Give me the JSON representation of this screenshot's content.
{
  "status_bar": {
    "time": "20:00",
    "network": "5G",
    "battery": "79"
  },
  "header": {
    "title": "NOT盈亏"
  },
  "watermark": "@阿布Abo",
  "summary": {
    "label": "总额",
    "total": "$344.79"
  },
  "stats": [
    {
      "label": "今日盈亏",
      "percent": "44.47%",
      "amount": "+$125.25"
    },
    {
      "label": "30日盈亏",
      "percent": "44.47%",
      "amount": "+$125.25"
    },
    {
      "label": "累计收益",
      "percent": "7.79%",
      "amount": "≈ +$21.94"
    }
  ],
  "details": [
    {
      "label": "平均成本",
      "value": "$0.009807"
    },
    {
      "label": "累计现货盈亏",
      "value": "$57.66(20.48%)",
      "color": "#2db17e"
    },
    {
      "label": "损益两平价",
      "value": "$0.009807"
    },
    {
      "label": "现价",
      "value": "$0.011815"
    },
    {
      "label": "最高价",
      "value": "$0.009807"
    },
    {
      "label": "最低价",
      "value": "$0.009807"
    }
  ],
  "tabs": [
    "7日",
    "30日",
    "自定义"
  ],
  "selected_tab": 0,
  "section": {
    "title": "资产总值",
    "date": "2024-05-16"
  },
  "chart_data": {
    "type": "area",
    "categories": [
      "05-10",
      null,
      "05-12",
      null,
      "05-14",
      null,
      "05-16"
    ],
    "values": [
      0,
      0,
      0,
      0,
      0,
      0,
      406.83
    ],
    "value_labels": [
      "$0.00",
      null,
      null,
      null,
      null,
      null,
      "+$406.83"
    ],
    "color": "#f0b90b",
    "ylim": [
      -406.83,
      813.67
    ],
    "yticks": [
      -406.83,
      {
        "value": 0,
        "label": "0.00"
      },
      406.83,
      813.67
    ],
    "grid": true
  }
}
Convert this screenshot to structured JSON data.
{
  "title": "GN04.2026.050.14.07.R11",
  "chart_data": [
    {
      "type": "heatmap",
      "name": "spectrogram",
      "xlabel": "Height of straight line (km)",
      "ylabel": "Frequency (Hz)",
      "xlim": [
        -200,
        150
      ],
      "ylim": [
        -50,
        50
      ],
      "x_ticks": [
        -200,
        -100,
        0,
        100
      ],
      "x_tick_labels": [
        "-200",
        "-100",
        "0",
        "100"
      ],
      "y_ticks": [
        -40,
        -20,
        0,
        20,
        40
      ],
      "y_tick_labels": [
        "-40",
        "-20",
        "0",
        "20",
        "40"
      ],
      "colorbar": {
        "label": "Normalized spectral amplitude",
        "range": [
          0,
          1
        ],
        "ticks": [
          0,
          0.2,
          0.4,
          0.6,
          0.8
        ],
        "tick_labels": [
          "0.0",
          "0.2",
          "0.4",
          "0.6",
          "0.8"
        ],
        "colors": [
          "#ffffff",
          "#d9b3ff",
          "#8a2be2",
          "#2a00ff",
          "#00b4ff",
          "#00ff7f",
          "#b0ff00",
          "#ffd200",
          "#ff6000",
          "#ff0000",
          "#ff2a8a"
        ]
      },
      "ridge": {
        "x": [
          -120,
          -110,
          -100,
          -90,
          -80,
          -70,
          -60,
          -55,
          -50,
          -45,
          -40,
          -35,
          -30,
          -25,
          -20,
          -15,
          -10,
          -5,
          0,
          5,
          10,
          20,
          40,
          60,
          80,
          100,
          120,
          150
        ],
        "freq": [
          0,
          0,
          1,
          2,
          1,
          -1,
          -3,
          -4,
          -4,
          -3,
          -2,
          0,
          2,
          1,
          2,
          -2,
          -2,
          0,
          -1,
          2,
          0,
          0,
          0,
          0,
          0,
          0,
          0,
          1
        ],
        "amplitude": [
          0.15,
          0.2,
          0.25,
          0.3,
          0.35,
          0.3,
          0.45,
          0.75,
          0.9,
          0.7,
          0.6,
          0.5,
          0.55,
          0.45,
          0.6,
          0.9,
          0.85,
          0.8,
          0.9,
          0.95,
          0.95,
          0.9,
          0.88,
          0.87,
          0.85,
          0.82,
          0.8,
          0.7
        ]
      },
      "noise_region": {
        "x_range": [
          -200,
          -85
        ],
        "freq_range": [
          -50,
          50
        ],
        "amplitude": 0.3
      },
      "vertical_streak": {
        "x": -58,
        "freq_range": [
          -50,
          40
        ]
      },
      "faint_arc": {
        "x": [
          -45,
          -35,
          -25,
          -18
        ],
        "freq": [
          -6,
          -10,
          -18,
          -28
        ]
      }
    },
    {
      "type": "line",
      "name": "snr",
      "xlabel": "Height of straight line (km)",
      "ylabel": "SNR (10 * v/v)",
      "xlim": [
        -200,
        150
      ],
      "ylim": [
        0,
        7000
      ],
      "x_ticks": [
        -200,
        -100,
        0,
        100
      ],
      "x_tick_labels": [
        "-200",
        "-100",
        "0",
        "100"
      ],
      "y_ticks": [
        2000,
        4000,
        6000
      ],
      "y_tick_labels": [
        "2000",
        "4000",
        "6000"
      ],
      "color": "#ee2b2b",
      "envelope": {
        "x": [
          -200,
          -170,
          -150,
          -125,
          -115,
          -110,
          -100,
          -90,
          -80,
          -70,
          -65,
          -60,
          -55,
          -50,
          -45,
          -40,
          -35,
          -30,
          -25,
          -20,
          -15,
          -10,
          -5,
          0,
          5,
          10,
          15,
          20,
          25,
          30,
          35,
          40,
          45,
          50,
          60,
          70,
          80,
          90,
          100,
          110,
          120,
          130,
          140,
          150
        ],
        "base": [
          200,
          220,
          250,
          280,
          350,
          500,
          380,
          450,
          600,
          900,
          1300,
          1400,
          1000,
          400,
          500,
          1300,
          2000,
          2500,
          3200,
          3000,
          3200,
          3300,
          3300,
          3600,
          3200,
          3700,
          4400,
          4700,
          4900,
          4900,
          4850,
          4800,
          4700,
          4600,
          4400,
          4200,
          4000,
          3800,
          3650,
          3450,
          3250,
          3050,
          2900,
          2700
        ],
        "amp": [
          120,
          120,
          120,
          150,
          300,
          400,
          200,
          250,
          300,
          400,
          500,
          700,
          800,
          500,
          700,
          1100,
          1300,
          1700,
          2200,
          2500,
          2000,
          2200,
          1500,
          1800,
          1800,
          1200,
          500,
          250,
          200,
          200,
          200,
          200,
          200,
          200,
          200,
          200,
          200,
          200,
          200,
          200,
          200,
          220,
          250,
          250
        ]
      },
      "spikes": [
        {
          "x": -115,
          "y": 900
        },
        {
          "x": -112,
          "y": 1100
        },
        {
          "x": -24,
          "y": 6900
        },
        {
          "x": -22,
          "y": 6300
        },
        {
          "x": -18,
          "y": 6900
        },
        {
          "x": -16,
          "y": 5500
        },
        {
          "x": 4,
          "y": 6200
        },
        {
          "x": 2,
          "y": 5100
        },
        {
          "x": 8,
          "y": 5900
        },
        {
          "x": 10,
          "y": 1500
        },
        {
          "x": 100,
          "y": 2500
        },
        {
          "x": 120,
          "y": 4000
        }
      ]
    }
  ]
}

-- WHAT THE EXERCISE ASKS --
Gather all lines of the records that include the word "JSON".

-- WRITTEN SOLUTION --
Give me the JSON representation of this screenshot's content.
Convert this screenshot to structured JSON data.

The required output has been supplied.